Reproduce the entries word for word, and omit any picture you find in them.

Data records
--- start ---

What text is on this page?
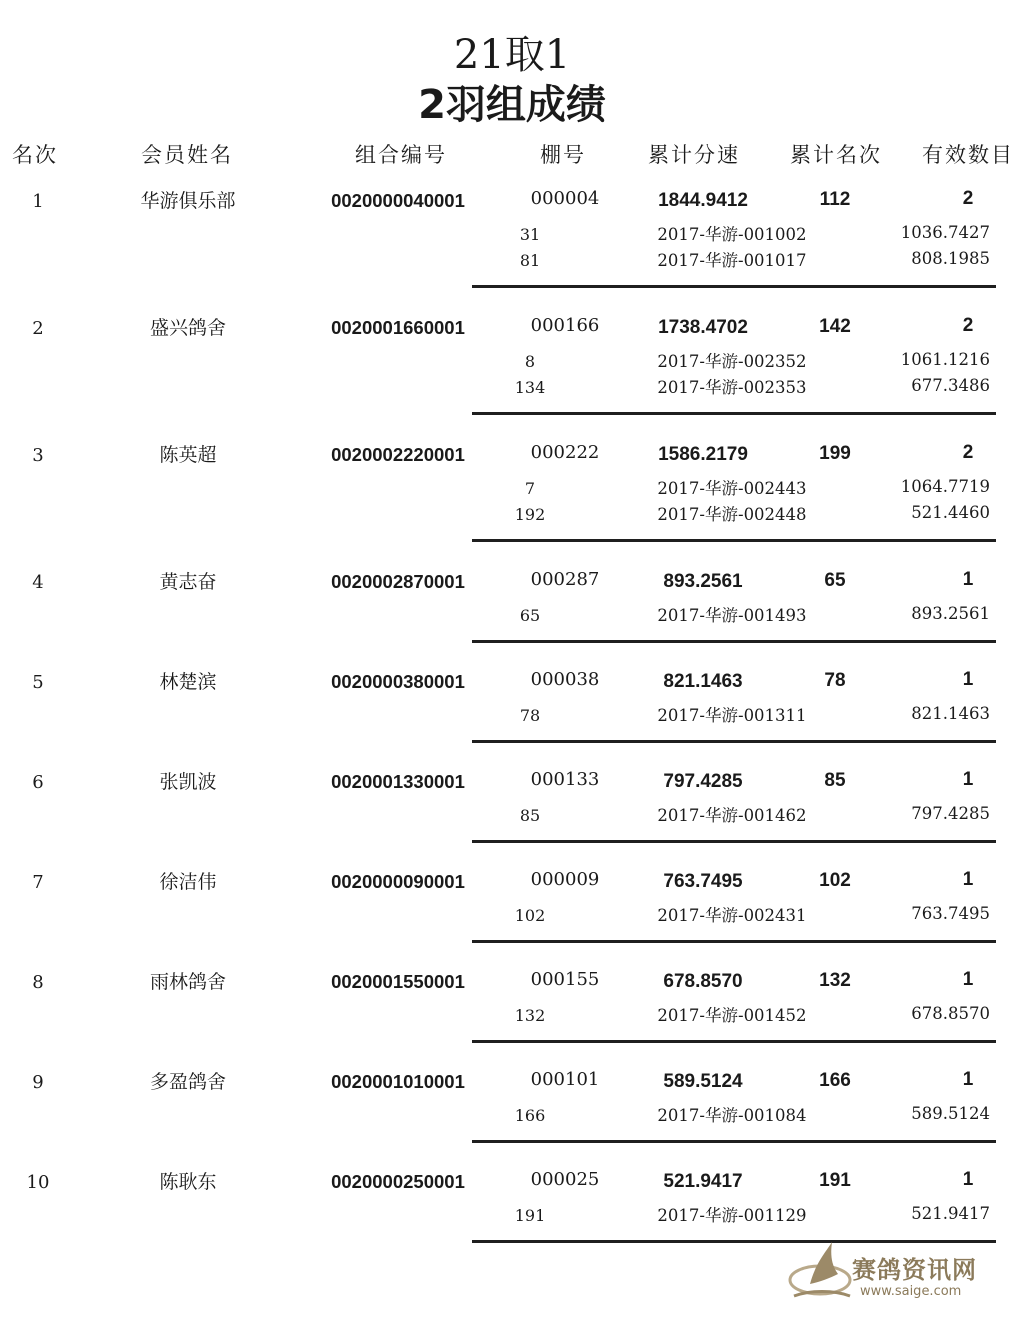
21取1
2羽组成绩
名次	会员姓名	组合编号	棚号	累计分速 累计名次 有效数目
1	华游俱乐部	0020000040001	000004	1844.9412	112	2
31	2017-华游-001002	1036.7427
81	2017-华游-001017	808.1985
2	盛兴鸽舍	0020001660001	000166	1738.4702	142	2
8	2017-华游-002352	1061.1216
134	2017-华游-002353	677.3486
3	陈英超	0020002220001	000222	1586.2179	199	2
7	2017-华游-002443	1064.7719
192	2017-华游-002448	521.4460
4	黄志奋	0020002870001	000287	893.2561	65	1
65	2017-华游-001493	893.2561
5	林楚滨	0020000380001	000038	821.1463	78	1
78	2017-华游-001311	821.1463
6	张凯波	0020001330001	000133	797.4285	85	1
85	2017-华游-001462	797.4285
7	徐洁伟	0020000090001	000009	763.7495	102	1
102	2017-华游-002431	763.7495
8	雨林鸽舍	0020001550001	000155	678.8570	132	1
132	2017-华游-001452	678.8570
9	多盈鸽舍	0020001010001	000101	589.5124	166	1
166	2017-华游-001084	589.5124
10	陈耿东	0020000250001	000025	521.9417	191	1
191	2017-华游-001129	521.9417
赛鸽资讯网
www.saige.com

--- end ---

Answer for the task:
What text is on this page?
21取1
2羽组成绩
名次	会员姓名	组合编号	棚号	累计分速 累计名次 有效数目
1	华游俱乐部	0020000040001	000004	1844.9412	112	2
31	2017-华游-001002	1036.7427
81	2017-华游-001017	808.1985
2	盛兴鸽舍	0020001660001	000166	1738.4702	142	2
8	2017-华游-002352	1061.1216
134	2017-华游-002353	677.3486
3	陈英超	0020002220001	000222	1586.2179	199	2
7	2017-华游-002443	1064.7719
192	2017-华游-002448	521.4460
4	黄志奋	0020002870001	000287	893.2561	65	1
65	2017-华游-001493	893.2561
5	林楚滨	0020000380001	000038	821.1463	78	1
78	2017-华游-001311	821.1463
6	张凯波	0020001330001	000133	797.4285	85	1
85	2017-华游-001462	797.4285
7	徐洁伟	0020000090001	000009	763.7495	102	1
102	2017-华游-002431	763.7495
8	雨林鸽舍	0020001550001	000155	678.8570	132	1
132	2017-华游-001452	678.8570
9	多盈鸽舍	0020001010001	000101	589.5124	166	1
166	2017-华游-001084	589.5124
10	陈耿东	0020000250001	000025	521.9417	191	1
191	2017-华游-001129	521.9417
赛鸽资讯网
www.saige.com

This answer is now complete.